** Begin **
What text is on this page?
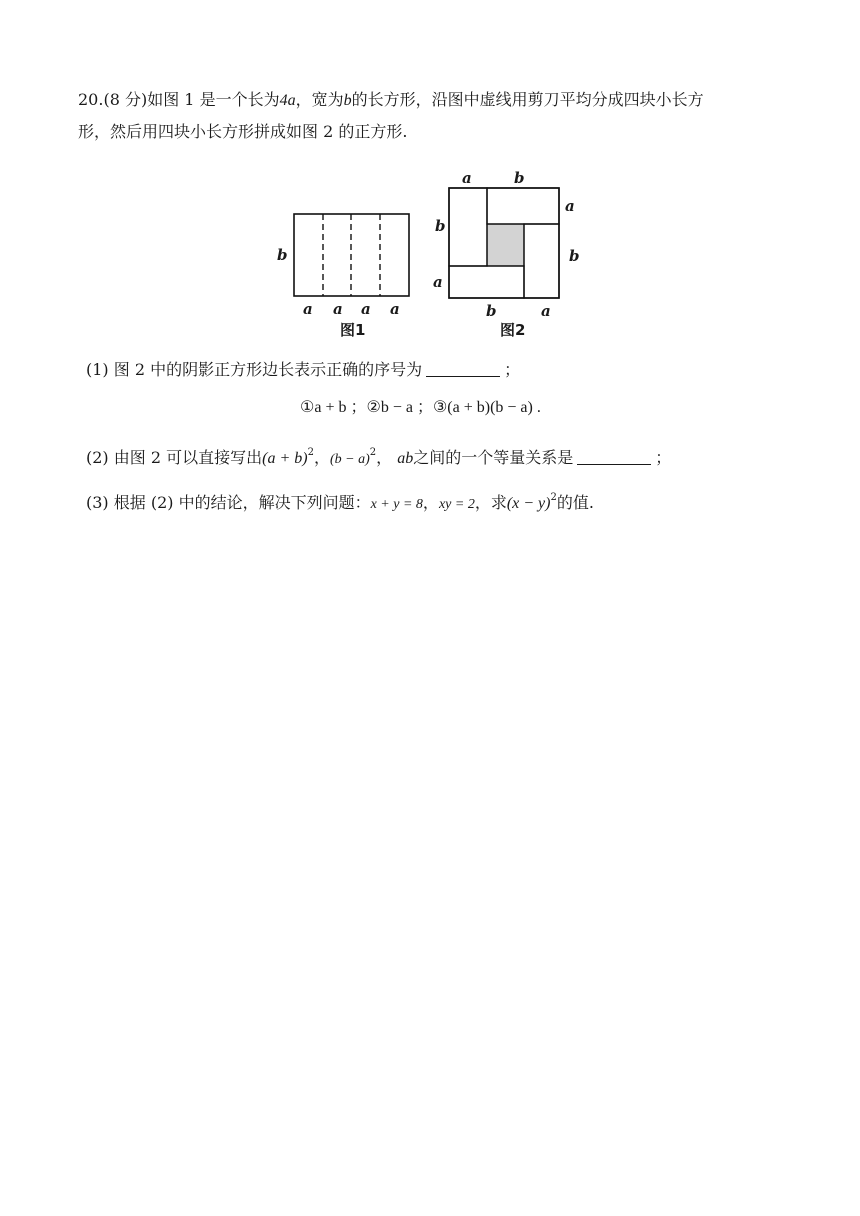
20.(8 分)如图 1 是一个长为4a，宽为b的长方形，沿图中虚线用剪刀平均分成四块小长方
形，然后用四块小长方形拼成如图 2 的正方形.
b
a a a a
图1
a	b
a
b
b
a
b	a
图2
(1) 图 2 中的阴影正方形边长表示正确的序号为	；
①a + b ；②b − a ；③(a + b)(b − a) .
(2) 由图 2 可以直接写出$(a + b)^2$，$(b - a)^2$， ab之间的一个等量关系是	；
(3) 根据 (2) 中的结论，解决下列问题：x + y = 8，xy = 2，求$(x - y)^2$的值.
** End **
= WHAT TO DO =
Nothing in the entries should change as you copy them, except that the pictures are left out.

= THE REPLY =
What text is on this page?
20.(8 分)如图 1 是一个长为4a，宽为b的长方形，沿图中虚线用剪刀平均分成四块小长方
形，然后用四块小长方形拼成如图 2 的正方形.
b
a a a a
图1
a	b
a
b
b
a
b	a
图2
(1) 图 2 中的阴影正方形边长表示正确的序号为	；
①a + b ；②b − a ；③(a + b)(b − a) .
(2) 由图 2 可以直接写出$(a + b)^2$，$(b - a)^2$， ab之间的一个等量关系是	；
(3) 根据 (2) 中的结论，解决下列问题：x + y = 8，xy = 2，求$(x - y)^2$的值.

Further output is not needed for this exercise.